**TO BE DONE**
Pick out the lines below with "Algorithm" and list them.

(Dataset records)
-- start --

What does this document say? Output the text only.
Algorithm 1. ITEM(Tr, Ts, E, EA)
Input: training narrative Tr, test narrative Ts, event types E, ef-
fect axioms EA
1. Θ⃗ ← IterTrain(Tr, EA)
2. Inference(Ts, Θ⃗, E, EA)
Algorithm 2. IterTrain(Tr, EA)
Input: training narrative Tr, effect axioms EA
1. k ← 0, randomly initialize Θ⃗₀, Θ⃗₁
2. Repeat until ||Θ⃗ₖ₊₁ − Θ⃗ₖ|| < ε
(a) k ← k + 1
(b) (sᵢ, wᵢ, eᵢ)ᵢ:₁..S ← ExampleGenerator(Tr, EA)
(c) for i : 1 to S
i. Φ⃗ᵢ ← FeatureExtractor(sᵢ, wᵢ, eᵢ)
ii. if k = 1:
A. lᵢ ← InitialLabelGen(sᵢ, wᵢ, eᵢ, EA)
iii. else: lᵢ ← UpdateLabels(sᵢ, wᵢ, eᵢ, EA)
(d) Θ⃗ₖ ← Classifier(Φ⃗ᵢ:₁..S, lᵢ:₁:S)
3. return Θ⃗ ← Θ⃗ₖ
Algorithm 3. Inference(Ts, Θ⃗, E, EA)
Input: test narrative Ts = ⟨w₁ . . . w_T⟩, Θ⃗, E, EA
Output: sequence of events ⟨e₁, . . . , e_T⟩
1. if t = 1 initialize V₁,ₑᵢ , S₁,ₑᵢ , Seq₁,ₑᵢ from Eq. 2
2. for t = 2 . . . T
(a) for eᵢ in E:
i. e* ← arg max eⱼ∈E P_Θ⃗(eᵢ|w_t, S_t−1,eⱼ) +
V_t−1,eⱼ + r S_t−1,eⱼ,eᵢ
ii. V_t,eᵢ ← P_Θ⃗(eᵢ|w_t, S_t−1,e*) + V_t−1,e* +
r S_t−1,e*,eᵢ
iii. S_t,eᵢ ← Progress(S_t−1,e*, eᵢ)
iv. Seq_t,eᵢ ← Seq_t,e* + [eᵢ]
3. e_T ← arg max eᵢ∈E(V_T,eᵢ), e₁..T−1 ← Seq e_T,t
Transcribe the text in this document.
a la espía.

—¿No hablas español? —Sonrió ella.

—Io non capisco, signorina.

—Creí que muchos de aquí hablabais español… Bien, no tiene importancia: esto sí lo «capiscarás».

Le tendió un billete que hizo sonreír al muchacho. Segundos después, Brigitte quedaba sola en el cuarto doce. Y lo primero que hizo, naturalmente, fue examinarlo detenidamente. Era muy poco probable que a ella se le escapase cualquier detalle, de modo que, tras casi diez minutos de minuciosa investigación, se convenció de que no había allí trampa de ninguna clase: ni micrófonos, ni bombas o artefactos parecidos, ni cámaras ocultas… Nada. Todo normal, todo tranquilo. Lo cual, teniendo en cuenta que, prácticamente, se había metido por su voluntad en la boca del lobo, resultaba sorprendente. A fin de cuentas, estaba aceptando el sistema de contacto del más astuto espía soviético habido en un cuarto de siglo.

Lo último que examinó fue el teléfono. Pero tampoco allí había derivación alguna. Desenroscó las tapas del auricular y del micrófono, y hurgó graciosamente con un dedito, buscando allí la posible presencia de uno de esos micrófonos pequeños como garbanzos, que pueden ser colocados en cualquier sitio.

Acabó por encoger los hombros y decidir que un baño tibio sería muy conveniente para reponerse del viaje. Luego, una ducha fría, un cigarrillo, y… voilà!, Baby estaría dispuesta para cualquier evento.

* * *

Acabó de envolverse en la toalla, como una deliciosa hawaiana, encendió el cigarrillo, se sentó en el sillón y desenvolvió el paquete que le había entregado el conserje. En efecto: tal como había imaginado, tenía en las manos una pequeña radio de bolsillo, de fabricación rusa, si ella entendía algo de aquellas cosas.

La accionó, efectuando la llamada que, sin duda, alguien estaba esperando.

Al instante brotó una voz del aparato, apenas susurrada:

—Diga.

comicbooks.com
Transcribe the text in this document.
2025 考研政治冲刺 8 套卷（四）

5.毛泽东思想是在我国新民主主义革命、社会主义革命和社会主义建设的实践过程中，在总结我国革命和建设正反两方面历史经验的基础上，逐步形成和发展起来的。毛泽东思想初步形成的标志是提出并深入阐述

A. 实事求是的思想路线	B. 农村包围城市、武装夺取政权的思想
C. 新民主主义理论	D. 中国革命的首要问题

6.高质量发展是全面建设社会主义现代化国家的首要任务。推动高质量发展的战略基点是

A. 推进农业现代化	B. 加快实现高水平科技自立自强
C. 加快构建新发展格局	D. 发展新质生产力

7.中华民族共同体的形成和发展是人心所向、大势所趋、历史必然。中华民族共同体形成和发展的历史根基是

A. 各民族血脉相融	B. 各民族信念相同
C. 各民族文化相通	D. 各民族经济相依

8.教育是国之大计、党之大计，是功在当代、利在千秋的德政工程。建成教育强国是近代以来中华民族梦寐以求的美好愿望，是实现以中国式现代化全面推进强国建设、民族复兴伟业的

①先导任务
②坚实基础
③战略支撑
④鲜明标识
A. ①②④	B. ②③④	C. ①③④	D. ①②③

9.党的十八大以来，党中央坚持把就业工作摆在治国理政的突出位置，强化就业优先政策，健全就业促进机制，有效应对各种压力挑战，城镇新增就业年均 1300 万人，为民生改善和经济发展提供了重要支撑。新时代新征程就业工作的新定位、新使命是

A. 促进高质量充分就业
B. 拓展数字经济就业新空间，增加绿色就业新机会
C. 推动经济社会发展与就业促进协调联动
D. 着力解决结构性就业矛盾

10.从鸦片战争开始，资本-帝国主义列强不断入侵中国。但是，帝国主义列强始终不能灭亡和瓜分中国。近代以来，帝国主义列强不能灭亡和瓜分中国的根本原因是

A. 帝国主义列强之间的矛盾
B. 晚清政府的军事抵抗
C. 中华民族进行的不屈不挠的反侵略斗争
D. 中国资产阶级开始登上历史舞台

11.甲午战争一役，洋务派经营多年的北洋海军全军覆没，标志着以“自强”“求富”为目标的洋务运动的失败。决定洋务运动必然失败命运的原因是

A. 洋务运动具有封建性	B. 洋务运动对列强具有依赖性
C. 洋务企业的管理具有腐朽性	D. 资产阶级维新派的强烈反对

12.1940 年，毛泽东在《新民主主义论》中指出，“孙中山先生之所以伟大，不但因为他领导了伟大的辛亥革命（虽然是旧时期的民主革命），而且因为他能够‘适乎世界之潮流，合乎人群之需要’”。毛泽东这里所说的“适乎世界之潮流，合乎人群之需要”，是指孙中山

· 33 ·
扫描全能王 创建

-- end --

**OUTPUT FOR THIS EXERCISE**
Algorithm 1. ITEM(Tr, Ts, E, EA)
Algorithm 2. IterTrain(Tr, EA)
Algorithm 3. Inference(Ts, Θ⃗, E, EA)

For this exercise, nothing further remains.